→ Task brief:
Write every record out again exactly, and keep images out of it.

————————

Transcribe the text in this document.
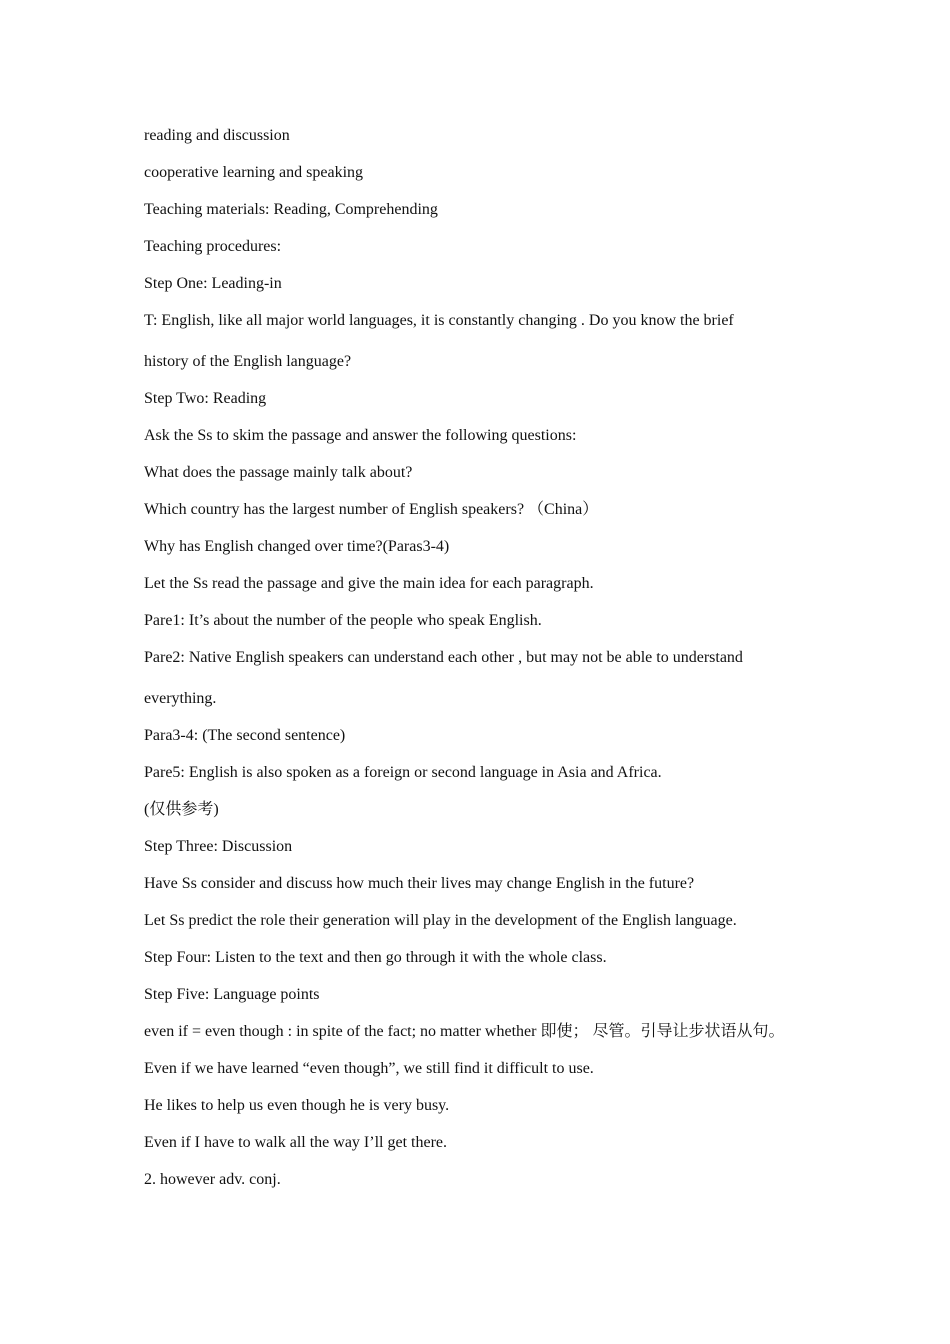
reading and discussion
cooperative learning and speaking
Teaching materials: Reading, Comprehending
Teaching procedures:
Step One: Leading-in
T: English, like all major world languages, it is constantly changing . Do you know the brief
history of the English language?
Step Two: Reading
Ask the Ss to skim the passage and answer the following questions:
What does the passage mainly talk about?
Which country has the largest number of English speakers? （China）
Why has English changed over time?(Paras3-4)
Let the Ss read the passage and give the main idea for each paragraph.
Pare1: It’s about the number of the people who speak English.
Pare2: Native English speakers can understand each other , but may not be able to understand
everything.
Para3-4: (The second sentence)
Pare5: English is also spoken as a foreign or second language in Asia and Africa.
(仅供参考)
Step Three: Discussion
Have Ss consider and discuss how much their lives may change English in the future?
Let Ss predict the role their generation will play in the development of the English language.
Step Four: Listen to the text and then go through it with the whole class.
Step Five: Language points
even if = even though : in spite of the fact; no matter whether 即使； 尽管。引导让步状语从句。
Even if we have learned “even though”, we still find it difficult to use.
He likes to help us even though he is very busy.
Even if I have to walk all the way I’ll get there.
2. however adv. conj.
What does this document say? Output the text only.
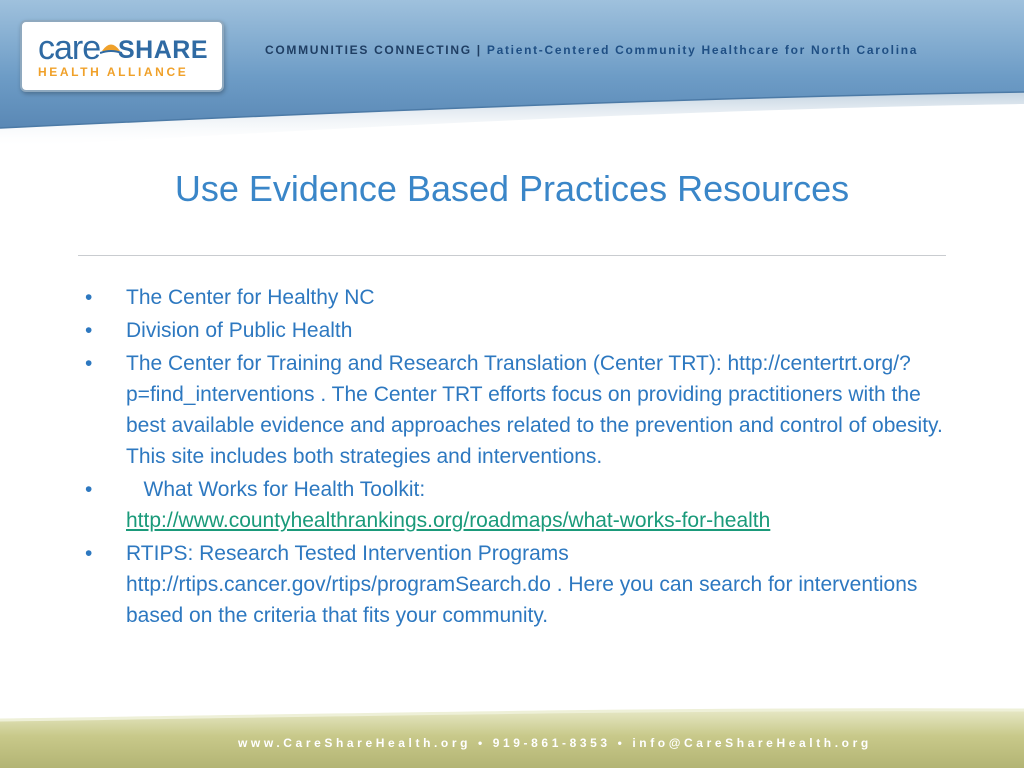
care SHARE
HEALTH ALLIANCE
COMMUNITIES CONNECTING | Patient-Centered Community Healthcare for North Carolina
Use Evidence Based Practices Resources
• The Center for Healthy NC
• Division of Public Health
• The Center for Training and Research Translation (Center TRT): http://centertrt.org/?p=find_interventions . The Center TRT efforts focus on providing practitioners with the best available evidence and approaches related to the prevention and control of obesity. This site includes both strategies and interventions.
• What Works for Health Toolkit:
http://www.countyhealthrankings.org/roadmaps/what-works-for-health
• RTIPS: Research Tested Intervention Programs http://rtips.cancer.gov/rtips/programSearch.do . Here you can search for interventions based on the criteria that fits your community.
www.CareShareHealth.org • 919-861-8353 • info@CareShareHealth.org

————————

→ Written solution:
Transcribe the text in this document.
reading and discussion
cooperative learning and speaking
Teaching materials: Reading, Comprehending
Teaching procedures:
Step One: Leading-in
T: English, like all major world languages, it is constantly changing . Do you know the brief
history of the English language?
Step Two: Reading
Ask the Ss to skim the passage and answer the following questions:
What does the passage mainly talk about?
Which country has the largest number of English speakers? （China）
Why has English changed over time?(Paras3-4)
Let the Ss read the passage and give the main idea for each paragraph.
Pare1: It’s about the number of the people who speak English.
Pare2: Native English speakers can understand each other , but may not be able to understand
everything.
Para3-4: (The second sentence)
Pare5: English is also spoken as a foreign or second language in Asia and Africa.
(仅供参考)
Step Three: Discussion
Have Ss consider and discuss how much their lives may change English in the future?
Let Ss predict the role their generation will play in the development of the English language.
Step Four: Listen to the text and then go through it with the whole class.
Step Five: Language points
even if = even though : in spite of the fact; no matter whether 即使； 尽管。引导让步状语从句。
Even if we have learned “even though”, we still find it difficult to use.
He likes to help us even though he is very busy.
Even if I have to walk all the way I’ll get there.
2. however adv. conj.
What does this document say? Output the text only.
care SHARE
HEALTH ALLIANCE
COMMUNITIES CONNECTING | Patient-Centered Community Healthcare for North Carolina
Use Evidence Based Practices Resources
• The Center for Healthy NC
• Division of Public Health
• The Center for Training and Research Translation (Center TRT): http://centertrt.org/?p=find_interventions . The Center TRT efforts focus on providing practitioners with the best available evidence and approaches related to the prevention and control of obesity. This site includes both strategies and interventions.
• What Works for Health Toolkit:
http://www.countyhealthrankings.org/roadmaps/what-works-for-health
• RTIPS: Research Tested Intervention Programs http://rtips.cancer.gov/rtips/programSearch.do . Here you can search for interventions based on the criteria that fits your community.
www.CareShareHealth.org • 919-861-8353 • info@CareShareHealth.org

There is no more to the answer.